GIVEN REQUEST:
Show every line of the data below that contains the string "草原就是我的家", treating uppercase and lowercase as different.

SOURCE DATA:
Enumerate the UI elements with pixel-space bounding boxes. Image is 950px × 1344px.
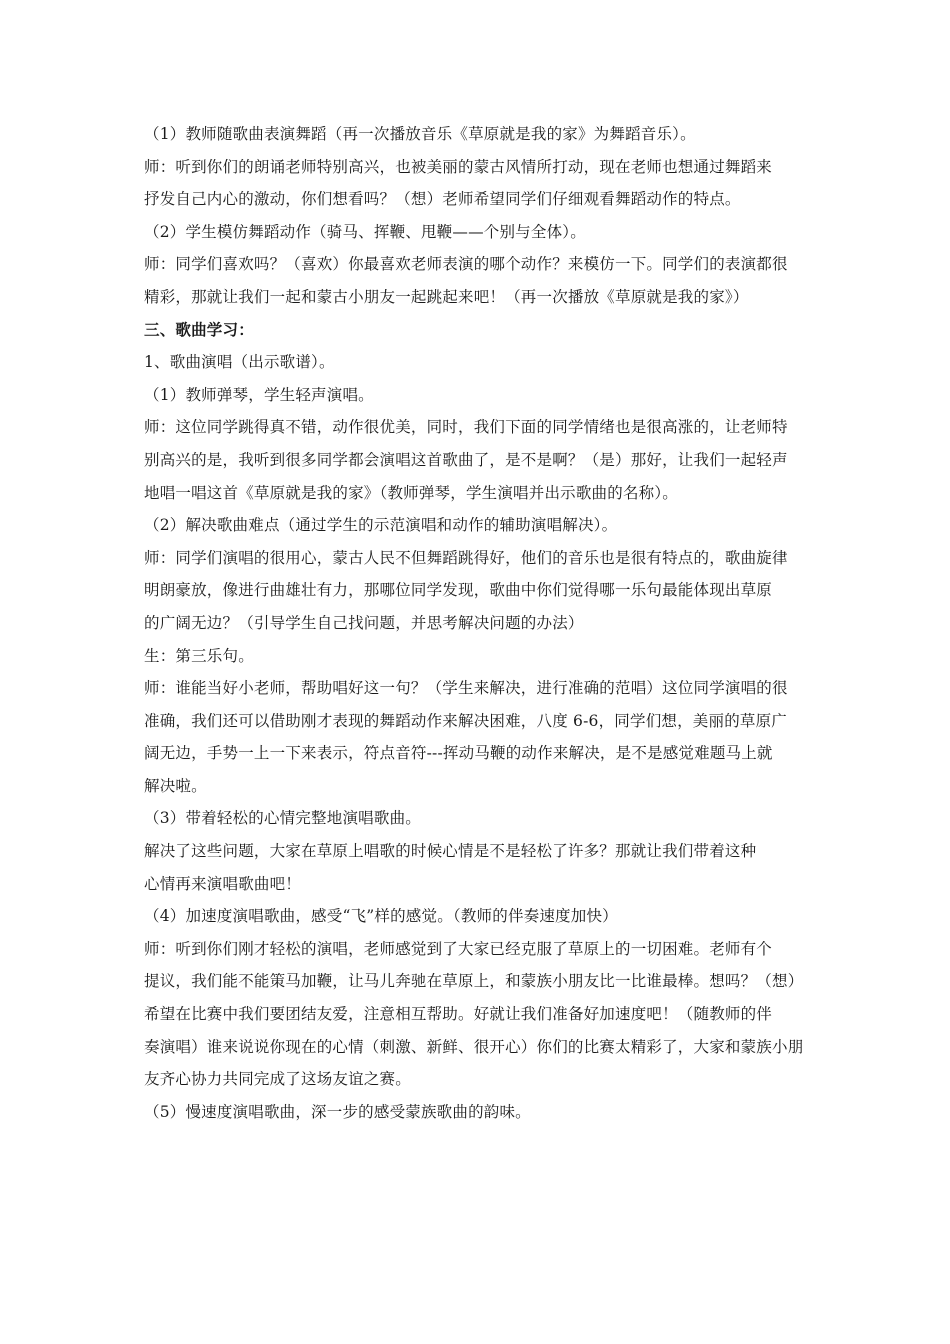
text-line: 师：这位同学跳得真不错，动作很优美，同时，我们下面的同学情绪也是很高涨的，让老师特	[144, 418, 788, 437]
text-line: 奏演唱）谁来说说你现在的心情（刺激、新鲜、很开心）你们的比赛太精彩了，大家和蒙族小朋	[144, 1037, 804, 1056]
text-line: （2）学生模仿舞蹈动作（骑马、挥鞭、甩鞭——个别与全体）。	[144, 222, 586, 241]
text-line: 别高兴的是，我听到很多同学都会演唱这首歌曲了，是不是啊？（是）那好，让我们一起轻声	[144, 450, 788, 469]
text-line: 抒发自己内心的激动，你们想看吗？（想）老师希望同学们仔细观看舞蹈动作的特点。	[144, 190, 741, 209]
text-line: （4）加速度演唱歌曲，感受“飞”样的感觉。（教师的伴奏速度加快）	[144, 907, 618, 926]
text-line: 准确，我们还可以借助刚才表现的舞蹈动作来解决困难，八度 6-6，同学们想，美丽的草原广	[144, 711, 787, 730]
text-line: 生：第三乐句。	[144, 646, 254, 665]
text-line: （1）教师随歌曲表演舞蹈（再一次播放音乐《草原就是我的家》为舞蹈音乐）。	[144, 125, 696, 143]
section-heading: 三、歌曲学习：	[144, 319, 254, 339]
text-line: 解决了这些问题，大家在草原上唱歌的时候心情是不是轻松了许多？那就让我们带着这种	[144, 842, 757, 861]
text-line: 解决啦。	[144, 776, 207, 795]
text-line: 提议，我们能不能策马加鞭，让马儿奔驰在草原上，和蒙族小朋友比一比谁最棒。想吗？（想）	[144, 972, 804, 991]
text-line: 希望在比赛中我们要团结友爱，注意相互帮助。好就让我们准备好加速度吧！（随教师的伴	[144, 1005, 773, 1024]
text-line: 精彩，那就让我们一起和蒙古小朋友一起跳起来吧！（再一次播放《草原就是我的家》）	[144, 287, 749, 306]
text-line: 1、歌曲演唱（出示歌谱）。	[144, 353, 335, 372]
text-line: （1）教师弹琴，学生轻声演唱。	[144, 385, 374, 404]
text-line: （3）带着轻松的心情完整地演唱歌曲。	[144, 809, 421, 828]
text-line: 明朗豪放，像进行曲雄壮有力，那哪位同学发现，歌曲中你们觉得哪一乐句最能体现出草原	[144, 581, 773, 600]
text-line: 心情再来演唱歌曲吧！	[144, 874, 302, 893]
text-line: 师：同学们喜欢吗？（喜欢）你最喜欢老师表演的哪个动作？来模仿一下。同学们的表演都很	[144, 255, 788, 274]
document-body	[144, 118, 814, 1128]
text-line: 师：同学们演唱的很用心，蒙古人民不但舞蹈跳得好，他们的音乐也是很有特点的，歌曲旋律	[144, 548, 788, 567]
text-line: 地唱一唱这首《草原就是我的家》（教师弹琴，学生演唱并出示歌曲的名称）。	[144, 483, 679, 502]
text-line: 师：谁能当好小老师，帮助唱好这一句？（学生来解决，进行准确的范唱）这位同学演唱的很	[144, 679, 788, 698]
text-line: 师：听到你们的朗诵老师特别高兴，也被美丽的蒙古风情所打动，现在老师也想通过舞蹈来	[144, 157, 773, 176]
text-line: （2）解决歌曲难点（通过学生的示范演唱和动作的辅助演唱解决）。	[144, 516, 618, 535]
text-line: 的广阔无边？（引导学生自己找问题，并思考解决问题的办法）	[144, 613, 584, 632]
text-line: 师：听到你们刚才轻松的演唱，老师感觉到了大家已经克服了草原上的一切困难。老师有个	[144, 939, 773, 958]
text-line: （5）慢速度演唱歌曲，深一步的感受蒙族歌曲的韵味。	[144, 1102, 531, 1121]
text-line: 阔无边，手势一上一下来表示，符点音符---挥动马鞭的动作来解决，是不是感觉难题马上就	[144, 744, 773, 763]
text-line: 友齐心协力共同完成了这场友谊之赛。	[144, 1070, 411, 1089]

OUTPUT BELOW:
text-line: （1）教师随歌曲表演舞蹈（再一次播放音乐《草原就是我的家》为舞蹈音乐）。	[144, 125, 696, 143]
text-line: 精彩，那就让我们一起和蒙古小朋友一起跳起来吧！（再一次播放《草原就是我的家》）	[144, 287, 749, 306]
text-line: 地唱一唱这首《草原就是我的家》（教师弹琴，学生演唱并出示歌曲的名称）。	[144, 483, 679, 502]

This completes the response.